In the entries below, find every line with "displays" and copy it.
"""
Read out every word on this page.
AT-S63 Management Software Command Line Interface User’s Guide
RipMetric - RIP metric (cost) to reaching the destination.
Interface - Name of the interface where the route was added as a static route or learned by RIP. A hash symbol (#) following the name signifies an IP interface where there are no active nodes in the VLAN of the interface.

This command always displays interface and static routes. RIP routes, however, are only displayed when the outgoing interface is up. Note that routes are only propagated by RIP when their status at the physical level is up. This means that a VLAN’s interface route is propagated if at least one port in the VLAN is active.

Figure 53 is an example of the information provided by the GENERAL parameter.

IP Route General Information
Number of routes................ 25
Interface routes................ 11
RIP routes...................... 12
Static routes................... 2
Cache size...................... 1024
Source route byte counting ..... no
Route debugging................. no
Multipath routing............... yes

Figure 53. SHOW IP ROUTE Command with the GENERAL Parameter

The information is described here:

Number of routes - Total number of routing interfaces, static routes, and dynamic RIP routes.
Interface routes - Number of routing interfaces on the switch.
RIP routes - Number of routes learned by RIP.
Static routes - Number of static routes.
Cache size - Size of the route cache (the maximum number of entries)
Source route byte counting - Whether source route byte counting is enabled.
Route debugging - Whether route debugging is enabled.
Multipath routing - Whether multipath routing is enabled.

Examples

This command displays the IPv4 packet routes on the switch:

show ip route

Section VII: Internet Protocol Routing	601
"""
RESULT
This command always displays interface and static routes. RIP routes, however, are only displayed when the outgoing interface is up. Note that routes are only propagated by RIP when their status at the physical level is up. This means that a VLAN’s interface route is propagated if at least one port in the VLAN is active.
This command displays the IPv4 packet routes on the switch:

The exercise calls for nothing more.